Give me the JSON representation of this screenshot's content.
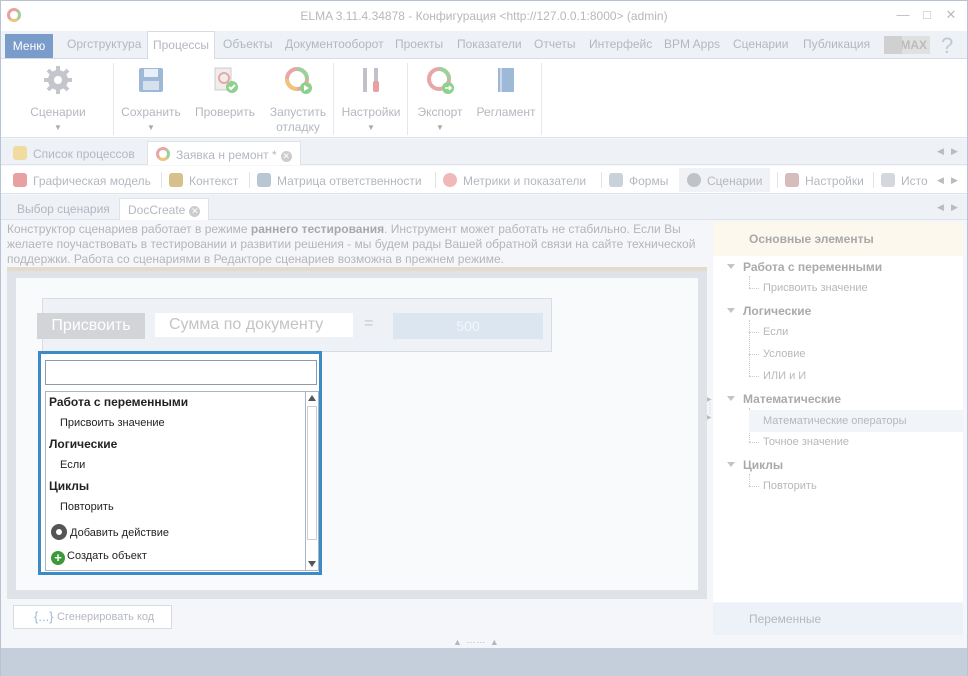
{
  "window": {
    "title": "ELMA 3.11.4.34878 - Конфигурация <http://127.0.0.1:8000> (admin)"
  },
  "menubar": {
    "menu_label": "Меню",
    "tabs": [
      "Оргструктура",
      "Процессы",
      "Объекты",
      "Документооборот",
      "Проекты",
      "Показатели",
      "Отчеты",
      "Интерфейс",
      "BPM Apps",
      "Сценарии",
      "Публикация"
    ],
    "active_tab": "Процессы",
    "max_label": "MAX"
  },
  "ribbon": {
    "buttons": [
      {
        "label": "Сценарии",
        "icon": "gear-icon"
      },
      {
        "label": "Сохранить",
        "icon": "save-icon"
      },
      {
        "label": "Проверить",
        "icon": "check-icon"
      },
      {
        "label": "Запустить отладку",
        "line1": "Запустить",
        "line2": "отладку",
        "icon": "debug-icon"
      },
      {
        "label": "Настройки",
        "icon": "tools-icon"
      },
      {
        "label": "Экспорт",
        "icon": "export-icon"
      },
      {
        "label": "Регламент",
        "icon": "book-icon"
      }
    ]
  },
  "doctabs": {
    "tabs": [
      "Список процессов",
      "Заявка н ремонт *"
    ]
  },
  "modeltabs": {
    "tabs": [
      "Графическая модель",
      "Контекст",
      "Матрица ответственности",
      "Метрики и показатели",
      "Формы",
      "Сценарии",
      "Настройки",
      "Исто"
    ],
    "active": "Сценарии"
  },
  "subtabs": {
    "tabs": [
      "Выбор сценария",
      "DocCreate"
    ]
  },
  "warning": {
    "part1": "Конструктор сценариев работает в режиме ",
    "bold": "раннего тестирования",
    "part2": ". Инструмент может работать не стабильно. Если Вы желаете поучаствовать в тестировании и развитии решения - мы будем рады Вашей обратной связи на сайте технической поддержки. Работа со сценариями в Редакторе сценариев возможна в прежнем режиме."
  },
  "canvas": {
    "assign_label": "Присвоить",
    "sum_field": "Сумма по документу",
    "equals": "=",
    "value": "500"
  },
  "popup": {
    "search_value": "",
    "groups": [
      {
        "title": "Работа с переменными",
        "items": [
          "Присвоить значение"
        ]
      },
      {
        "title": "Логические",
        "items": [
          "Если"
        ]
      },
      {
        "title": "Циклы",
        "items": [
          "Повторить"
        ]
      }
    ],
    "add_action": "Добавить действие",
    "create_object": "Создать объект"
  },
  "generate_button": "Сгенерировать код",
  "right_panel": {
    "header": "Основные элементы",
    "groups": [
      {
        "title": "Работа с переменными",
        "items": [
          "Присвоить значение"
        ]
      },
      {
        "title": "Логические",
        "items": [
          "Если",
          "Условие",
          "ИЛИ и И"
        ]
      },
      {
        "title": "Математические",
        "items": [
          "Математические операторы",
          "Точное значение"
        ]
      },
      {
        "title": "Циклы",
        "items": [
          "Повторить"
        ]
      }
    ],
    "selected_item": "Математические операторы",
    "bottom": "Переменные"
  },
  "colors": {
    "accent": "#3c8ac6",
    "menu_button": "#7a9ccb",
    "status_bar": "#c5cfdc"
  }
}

Written problem: From the entries above, output every line exactly and omit any image.

Expected answer:
Give me the JSON representation of this screenshot's content.
{
  "window": {
    "title": "ELMA 3.11.4.34878 - Конфигурация <http://127.0.0.1:8000> (admin)"
  },
  "menubar": {
    "menu_label": "Меню",
    "tabs": [
      "Оргструктура",
      "Процессы",
      "Объекты",
      "Документооборот",
      "Проекты",
      "Показатели",
      "Отчеты",
      "Интерфейс",
      "BPM Apps",
      "Сценарии",
      "Публикация"
    ],
    "active_tab": "Процессы",
    "max_label": "MAX"
  },
  "ribbon": {
    "buttons": [
      {
        "label": "Сценарии",
        "icon": "gear-icon"
      },
      {
        "label": "Сохранить",
        "icon": "save-icon"
      },
      {
        "label": "Проверить",
        "icon": "check-icon"
      },
      {
        "label": "Запустить отладку",
        "line1": "Запустить",
        "line2": "отладку",
        "icon": "debug-icon"
      },
      {
        "label": "Настройки",
        "icon": "tools-icon"
      },
      {
        "label": "Экспорт",
        "icon": "export-icon"
      },
      {
        "label": "Регламент",
        "icon": "book-icon"
      }
    ]
  },
  "doctabs": {
    "tabs": [
      "Список процессов",
      "Заявка н ремонт *"
    ]
  },
  "modeltabs": {
    "tabs": [
      "Графическая модель",
      "Контекст",
      "Матрица ответственности",
      "Метрики и показатели",
      "Формы",
      "Сценарии",
      "Настройки",
      "Исто"
    ],
    "active": "Сценарии"
  },
  "subtabs": {
    "tabs": [
      "Выбор сценария",
      "DocCreate"
    ]
  },
  "warning": {
    "part1": "Конструктор сценариев работает в режиме ",
    "bold": "раннего тестирования",
    "part2": ". Инструмент может работать не стабильно. Если Вы желаете поучаствовать в тестировании и развитии решения - мы будем рады Вашей обратной связи на сайте технической поддержки. Работа со сценариями в Редакторе сценариев возможна в прежнем режиме."
  },
  "canvas": {
    "assign_label": "Присвоить",
    "sum_field": "Сумма по документу",
    "equals": "=",
    "value": "500"
  },
  "popup": {
    "search_value": "",
    "groups": [
      {
        "title": "Работа с переменными",
        "items": [
          "Присвоить значение"
        ]
      },
      {
        "title": "Логические",
        "items": [
          "Если"
        ]
      },
      {
        "title": "Циклы",
        "items": [
          "Повторить"
        ]
      }
    ],
    "add_action": "Добавить действие",
    "create_object": "Создать объект"
  },
  "generate_button": "Сгенерировать код",
  "right_panel": {
    "header": "Основные элементы",
    "groups": [
      {
        "title": "Работа с переменными",
        "items": [
          "Присвоить значение"
        ]
      },
      {
        "title": "Логические",
        "items": [
          "Если",
          "Условие",
          "ИЛИ и И"
        ]
      },
      {
        "title": "Математические",
        "items": [
          "Математические операторы",
          "Точное значение"
        ]
      },
      {
        "title": "Циклы",
        "items": [
          "Повторить"
        ]
      }
    ],
    "selected_item": "Математические операторы",
    "bottom": "Переменные"
  },
  "colors": {
    "accent": "#3c8ac6",
    "menu_button": "#7a9ccb",
    "status_bar": "#c5cfdc"
  }
}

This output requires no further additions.